» WHAT YOU HAVE TO DO:
Write out the entries below once more, exactly.

» Data entries:
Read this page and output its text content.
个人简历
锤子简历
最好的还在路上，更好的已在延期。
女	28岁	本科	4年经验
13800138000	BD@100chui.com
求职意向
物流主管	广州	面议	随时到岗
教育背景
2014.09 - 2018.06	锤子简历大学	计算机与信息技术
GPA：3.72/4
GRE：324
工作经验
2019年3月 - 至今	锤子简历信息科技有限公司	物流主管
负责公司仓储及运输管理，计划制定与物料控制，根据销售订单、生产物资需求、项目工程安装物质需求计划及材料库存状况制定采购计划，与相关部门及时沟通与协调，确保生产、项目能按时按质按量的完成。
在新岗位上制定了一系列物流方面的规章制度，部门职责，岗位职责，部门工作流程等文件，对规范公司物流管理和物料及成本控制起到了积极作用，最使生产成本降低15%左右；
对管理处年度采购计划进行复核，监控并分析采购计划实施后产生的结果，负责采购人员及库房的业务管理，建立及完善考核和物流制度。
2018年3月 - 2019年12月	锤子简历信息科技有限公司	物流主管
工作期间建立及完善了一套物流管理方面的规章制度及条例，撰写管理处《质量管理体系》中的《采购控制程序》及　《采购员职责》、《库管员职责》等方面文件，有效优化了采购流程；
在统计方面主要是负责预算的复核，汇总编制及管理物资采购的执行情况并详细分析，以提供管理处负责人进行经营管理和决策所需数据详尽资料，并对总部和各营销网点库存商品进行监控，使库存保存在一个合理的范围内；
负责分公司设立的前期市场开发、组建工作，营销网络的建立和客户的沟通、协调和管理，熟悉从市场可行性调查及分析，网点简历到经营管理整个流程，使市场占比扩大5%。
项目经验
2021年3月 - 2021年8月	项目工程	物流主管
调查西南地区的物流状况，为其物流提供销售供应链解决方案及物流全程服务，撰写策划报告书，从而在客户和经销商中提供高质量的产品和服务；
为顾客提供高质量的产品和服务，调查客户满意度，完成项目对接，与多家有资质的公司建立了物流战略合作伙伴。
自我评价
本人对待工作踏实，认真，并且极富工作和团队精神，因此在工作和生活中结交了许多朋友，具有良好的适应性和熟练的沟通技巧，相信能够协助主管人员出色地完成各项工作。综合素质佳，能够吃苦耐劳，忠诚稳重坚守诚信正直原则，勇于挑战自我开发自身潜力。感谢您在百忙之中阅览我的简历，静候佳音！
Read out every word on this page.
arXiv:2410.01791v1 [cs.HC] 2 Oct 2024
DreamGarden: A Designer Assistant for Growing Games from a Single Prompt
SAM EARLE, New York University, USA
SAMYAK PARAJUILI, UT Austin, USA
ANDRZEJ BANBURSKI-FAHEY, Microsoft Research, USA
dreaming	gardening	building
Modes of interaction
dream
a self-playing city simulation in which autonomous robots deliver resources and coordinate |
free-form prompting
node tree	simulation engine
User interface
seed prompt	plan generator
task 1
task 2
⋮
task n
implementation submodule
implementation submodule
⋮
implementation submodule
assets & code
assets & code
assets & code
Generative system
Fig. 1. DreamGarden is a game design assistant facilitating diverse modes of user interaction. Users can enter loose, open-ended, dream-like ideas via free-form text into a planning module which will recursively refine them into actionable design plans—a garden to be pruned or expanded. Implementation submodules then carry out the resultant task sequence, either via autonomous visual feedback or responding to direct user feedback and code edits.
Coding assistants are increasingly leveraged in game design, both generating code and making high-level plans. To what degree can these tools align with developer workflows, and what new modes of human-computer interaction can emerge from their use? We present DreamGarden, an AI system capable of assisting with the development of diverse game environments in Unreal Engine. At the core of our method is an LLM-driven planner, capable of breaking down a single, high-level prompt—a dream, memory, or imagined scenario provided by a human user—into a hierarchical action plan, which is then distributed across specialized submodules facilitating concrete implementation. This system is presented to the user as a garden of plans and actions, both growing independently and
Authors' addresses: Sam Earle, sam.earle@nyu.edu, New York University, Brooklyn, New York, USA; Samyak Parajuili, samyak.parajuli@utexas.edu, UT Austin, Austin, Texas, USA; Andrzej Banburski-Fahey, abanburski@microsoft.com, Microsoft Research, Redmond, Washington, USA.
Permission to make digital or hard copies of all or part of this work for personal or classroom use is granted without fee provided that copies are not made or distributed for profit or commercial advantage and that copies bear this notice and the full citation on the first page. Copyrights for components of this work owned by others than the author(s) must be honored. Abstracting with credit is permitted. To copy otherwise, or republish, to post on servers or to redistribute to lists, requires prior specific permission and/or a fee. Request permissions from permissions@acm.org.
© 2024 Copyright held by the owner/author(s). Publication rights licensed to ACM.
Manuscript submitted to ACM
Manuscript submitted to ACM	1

» SOLUTION TO THIS PROBLEM:
Read this page and output its text content.
个人简历
锤子简历
最好的还在路上，更好的已在延期。
女	28岁	本科	4年经验
13800138000	BD@100chui.com
求职意向
物流主管	广州	面议	随时到岗
教育背景
2014.09 - 2018.06	锤子简历大学	计算机与信息技术
GPA：3.72/4
GRE：324
工作经验
2019年3月 - 至今	锤子简历信息科技有限公司	物流主管
负责公司仓储及运输管理，计划制定与物料控制，根据销售订单、生产物资需求、项目工程安装物质需求计划及材料库存状况制定采购计划，与相关部门及时沟通与协调，确保生产、项目能按时按质按量的完成。
在新岗位上制定了一系列物流方面的规章制度，部门职责，岗位职责，部门工作流程等文件，对规范公司物流管理和物料及成本控制起到了积极作用，最使生产成本降低15%左右；
对管理处年度采购计划进行复核，监控并分析采购计划实施后产生的结果，负责采购人员及库房的业务管理，建立及完善考核和物流制度。
2018年3月 - 2019年12月	锤子简历信息科技有限公司	物流主管
工作期间建立及完善了一套物流管理方面的规章制度及条例，撰写管理处《质量管理体系》中的《采购控制程序》及　《采购员职责》、《库管员职责》等方面文件，有效优化了采购流程；
在统计方面主要是负责预算的复核，汇总编制及管理物资采购的执行情况并详细分析，以提供管理处负责人进行经营管理和决策所需数据详尽资料，并对总部和各营销网点库存商品进行监控，使库存保存在一个合理的范围内；
负责分公司设立的前期市场开发、组建工作，营销网络的建立和客户的沟通、协调和管理，熟悉从市场可行性调查及分析，网点简历到经营管理整个流程，使市场占比扩大5%。
项目经验
2021年3月 - 2021年8月	项目工程	物流主管
调查西南地区的物流状况，为其物流提供销售供应链解决方案及物流全程服务，撰写策划报告书，从而在客户和经销商中提供高质量的产品和服务；
为顾客提供高质量的产品和服务，调查客户满意度，完成项目对接，与多家有资质的公司建立了物流战略合作伙伴。
自我评价
本人对待工作踏实，认真，并且极富工作和团队精神，因此在工作和生活中结交了许多朋友，具有良好的适应性和熟练的沟通技巧，相信能够协助主管人员出色地完成各项工作。综合素质佳，能够吃苦耐劳，忠诚稳重坚守诚信正直原则，勇于挑战自我开发自身潜力。感谢您在百忙之中阅览我的简历，静候佳音！
Read out every word on this page.
arXiv:2410.01791v1 [cs.HC] 2 Oct 2024
DreamGarden: A Designer Assistant for Growing Games from a Single Prompt
SAM EARLE, New York University, USA
SAMYAK PARAJUILI, UT Austin, USA
ANDRZEJ BANBURSKI-FAHEY, Microsoft Research, USA
dreaming	gardening	building
Modes of interaction
dream
a self-playing city simulation in which autonomous robots deliver resources and coordinate |
free-form prompting
node tree	simulation engine
User interface
seed prompt	plan generator
task 1
task 2
⋮
task n
implementation submodule
implementation submodule
⋮
implementation submodule
assets & code
assets & code
assets & code
Generative system
Fig. 1. DreamGarden is a game design assistant facilitating diverse modes of user interaction. Users can enter loose, open-ended, dream-like ideas via free-form text into a planning module which will recursively refine them into actionable design plans—a garden to be pruned or expanded. Implementation submodules then carry out the resultant task sequence, either via autonomous visual feedback or responding to direct user feedback and code edits.
Coding assistants are increasingly leveraged in game design, both generating code and making high-level plans. To what degree can these tools align with developer workflows, and what new modes of human-computer interaction can emerge from their use? We present DreamGarden, an AI system capable of assisting with the development of diverse game environments in Unreal Engine. At the core of our method is an LLM-driven planner, capable of breaking down a single, high-level prompt—a dream, memory, or imagined scenario provided by a human user—into a hierarchical action plan, which is then distributed across specialized submodules facilitating concrete implementation. This system is presented to the user as a garden of plans and actions, both growing independently and
Authors' addresses: Sam Earle, sam.earle@nyu.edu, New York University, Brooklyn, New York, USA; Samyak Parajuili, samyak.parajuli@utexas.edu, UT Austin, Austin, Texas, USA; Andrzej Banburski-Fahey, abanburski@microsoft.com, Microsoft Research, Redmond, Washington, USA.
Permission to make digital or hard copies of all or part of this work for personal or classroom use is granted without fee provided that copies are not made or distributed for profit or commercial advantage and that copies bear this notice and the full citation on the first page. Copyrights for components of this work owned by others than the author(s) must be honored. Abstracting with credit is permitted. To copy otherwise, or republish, to post on servers or to redistribute to lists, requires prior specific permission and/or a fee. Request permissions from permissions@acm.org.
© 2024 Copyright held by the owner/author(s). Publication rights licensed to ACM.
Manuscript submitted to ACM
Manuscript submitted to ACM	1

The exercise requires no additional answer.